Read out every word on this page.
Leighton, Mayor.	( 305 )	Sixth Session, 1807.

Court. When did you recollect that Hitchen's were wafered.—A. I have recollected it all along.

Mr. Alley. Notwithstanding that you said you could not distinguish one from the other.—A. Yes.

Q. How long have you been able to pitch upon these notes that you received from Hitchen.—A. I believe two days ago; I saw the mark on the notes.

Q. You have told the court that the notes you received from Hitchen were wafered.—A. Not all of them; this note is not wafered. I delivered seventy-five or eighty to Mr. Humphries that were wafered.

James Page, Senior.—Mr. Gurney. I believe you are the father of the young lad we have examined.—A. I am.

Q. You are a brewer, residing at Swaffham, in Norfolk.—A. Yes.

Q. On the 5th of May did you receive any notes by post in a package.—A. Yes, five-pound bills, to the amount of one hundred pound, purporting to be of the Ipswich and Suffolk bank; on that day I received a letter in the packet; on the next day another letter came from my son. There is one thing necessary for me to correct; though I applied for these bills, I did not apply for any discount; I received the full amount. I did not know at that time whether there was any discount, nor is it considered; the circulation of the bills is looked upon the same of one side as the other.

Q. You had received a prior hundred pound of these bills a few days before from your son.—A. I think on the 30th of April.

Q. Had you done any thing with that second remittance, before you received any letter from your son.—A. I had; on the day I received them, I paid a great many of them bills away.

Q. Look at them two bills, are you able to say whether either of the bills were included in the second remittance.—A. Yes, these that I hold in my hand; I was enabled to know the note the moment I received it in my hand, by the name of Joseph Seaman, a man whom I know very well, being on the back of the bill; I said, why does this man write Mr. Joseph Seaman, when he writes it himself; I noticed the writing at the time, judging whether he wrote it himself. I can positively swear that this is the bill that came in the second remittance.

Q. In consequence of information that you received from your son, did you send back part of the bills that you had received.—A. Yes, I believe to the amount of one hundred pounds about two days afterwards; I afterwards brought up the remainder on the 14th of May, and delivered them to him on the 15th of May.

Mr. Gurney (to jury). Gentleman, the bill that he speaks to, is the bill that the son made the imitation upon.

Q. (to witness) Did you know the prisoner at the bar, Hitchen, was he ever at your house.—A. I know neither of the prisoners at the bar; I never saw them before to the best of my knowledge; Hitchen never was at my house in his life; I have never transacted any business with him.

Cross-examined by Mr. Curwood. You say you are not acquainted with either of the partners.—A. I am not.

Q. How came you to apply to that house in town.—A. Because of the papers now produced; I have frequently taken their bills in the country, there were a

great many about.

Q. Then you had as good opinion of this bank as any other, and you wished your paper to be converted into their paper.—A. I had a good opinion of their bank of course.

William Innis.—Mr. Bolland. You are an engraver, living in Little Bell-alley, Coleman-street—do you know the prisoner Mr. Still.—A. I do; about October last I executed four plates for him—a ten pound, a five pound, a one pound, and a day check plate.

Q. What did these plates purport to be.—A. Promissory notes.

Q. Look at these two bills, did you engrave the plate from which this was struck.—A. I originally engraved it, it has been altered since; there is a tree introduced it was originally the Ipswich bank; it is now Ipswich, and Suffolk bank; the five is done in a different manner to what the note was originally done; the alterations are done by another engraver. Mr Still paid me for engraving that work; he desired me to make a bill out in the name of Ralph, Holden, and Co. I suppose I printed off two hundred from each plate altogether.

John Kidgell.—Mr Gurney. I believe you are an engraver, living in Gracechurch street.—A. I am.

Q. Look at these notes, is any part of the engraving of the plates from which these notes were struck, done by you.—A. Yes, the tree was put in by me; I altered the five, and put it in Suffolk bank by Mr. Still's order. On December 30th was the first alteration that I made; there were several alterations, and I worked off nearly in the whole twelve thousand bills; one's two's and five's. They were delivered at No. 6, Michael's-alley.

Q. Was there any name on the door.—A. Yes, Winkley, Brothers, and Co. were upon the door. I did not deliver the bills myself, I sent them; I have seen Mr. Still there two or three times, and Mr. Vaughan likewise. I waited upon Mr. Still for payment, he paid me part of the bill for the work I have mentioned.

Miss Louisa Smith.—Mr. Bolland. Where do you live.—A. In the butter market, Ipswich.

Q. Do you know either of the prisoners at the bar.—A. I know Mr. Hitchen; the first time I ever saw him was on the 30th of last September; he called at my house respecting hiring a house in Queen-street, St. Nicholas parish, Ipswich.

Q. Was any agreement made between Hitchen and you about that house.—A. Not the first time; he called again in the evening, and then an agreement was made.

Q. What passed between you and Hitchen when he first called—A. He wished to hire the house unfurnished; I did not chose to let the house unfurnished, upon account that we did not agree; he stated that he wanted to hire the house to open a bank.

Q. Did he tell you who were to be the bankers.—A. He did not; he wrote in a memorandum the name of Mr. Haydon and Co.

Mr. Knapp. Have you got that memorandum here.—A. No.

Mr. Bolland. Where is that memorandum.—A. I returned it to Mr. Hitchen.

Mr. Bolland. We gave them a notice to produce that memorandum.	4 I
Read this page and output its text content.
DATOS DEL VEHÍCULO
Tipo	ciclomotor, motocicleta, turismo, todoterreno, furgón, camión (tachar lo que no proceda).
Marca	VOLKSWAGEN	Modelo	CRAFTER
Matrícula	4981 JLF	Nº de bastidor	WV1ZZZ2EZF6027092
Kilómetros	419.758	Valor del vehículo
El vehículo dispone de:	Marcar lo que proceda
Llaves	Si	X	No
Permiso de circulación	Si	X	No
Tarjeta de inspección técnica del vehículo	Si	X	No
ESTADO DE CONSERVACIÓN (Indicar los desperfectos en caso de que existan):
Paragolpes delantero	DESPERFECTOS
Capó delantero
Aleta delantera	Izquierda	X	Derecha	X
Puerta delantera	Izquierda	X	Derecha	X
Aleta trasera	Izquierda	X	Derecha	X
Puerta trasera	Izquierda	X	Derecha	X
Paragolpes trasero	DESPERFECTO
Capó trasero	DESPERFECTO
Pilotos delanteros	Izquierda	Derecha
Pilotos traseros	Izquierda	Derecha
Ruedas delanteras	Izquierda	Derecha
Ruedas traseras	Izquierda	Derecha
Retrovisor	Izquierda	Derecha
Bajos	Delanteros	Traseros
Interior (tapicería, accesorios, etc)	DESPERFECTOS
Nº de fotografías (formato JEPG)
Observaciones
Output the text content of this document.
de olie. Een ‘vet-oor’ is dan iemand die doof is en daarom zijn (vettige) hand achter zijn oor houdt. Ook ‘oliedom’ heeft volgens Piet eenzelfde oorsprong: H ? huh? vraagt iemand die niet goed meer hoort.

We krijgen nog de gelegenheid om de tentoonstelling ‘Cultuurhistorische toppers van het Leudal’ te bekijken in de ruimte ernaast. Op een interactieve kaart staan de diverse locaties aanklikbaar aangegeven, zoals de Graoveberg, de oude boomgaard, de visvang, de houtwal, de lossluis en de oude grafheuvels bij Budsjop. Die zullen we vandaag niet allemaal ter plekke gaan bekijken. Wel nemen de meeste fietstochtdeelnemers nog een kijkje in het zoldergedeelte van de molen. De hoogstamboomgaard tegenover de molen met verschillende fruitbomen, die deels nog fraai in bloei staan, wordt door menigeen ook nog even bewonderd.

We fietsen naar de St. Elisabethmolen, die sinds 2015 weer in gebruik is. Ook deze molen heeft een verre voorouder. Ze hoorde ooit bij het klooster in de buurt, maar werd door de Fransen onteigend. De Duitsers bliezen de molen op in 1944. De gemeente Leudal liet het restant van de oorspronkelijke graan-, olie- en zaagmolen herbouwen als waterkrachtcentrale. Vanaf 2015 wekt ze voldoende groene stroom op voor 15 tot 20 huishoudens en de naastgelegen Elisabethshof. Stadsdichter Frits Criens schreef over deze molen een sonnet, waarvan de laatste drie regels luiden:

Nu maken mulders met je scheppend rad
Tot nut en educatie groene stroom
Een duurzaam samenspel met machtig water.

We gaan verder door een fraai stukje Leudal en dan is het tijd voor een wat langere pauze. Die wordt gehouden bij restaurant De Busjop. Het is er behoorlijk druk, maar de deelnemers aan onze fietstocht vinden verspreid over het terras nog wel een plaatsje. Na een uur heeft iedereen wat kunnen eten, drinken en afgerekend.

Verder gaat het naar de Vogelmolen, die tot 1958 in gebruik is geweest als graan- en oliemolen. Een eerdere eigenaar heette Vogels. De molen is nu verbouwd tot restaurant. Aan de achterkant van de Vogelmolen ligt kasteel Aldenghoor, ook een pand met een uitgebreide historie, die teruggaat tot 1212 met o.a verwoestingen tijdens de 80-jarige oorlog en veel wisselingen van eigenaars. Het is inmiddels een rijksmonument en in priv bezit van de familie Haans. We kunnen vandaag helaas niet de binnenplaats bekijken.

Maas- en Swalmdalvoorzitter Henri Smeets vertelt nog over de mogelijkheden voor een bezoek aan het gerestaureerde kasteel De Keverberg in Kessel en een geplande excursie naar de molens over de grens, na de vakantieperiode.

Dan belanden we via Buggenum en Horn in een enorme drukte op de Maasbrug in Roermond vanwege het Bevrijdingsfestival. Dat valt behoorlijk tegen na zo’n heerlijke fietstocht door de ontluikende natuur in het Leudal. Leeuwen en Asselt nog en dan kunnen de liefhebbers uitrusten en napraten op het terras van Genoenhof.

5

----

▸ PROBLEM STATEMENT
Show every line of the listing in which the string "engraver" can be found.

▸ RESPONSE FOR THIS EXERCISE
William Innis.—Mr. Bolland. You are an engraver, living in Little Bell-alley, Coleman-street—do you know the prisoner Mr. Still.—A. I do; about October last I executed four plates for him—a ten pound, a five pound, a one pound, and a day check plate.
Q. Look at these two bills, did you engrave the plate from which this was struck.—A. I originally engraved it, it has been altered since; there is a tree introduced it was originally the Ipswich bank; it is now Ipswich, and Suffolk bank; the five is done in a different manner to what the note was originally done; the alterations are done by another engraver. Mr Still paid me for engraving that work; he desired me to make a bill out in the name of Ralph, Holden, and Co. I suppose I printed off two hundred from each plate altogether.
John Kidgell.—Mr Gurney. I believe you are an engraver, living in Gracechurch street.—A. I am.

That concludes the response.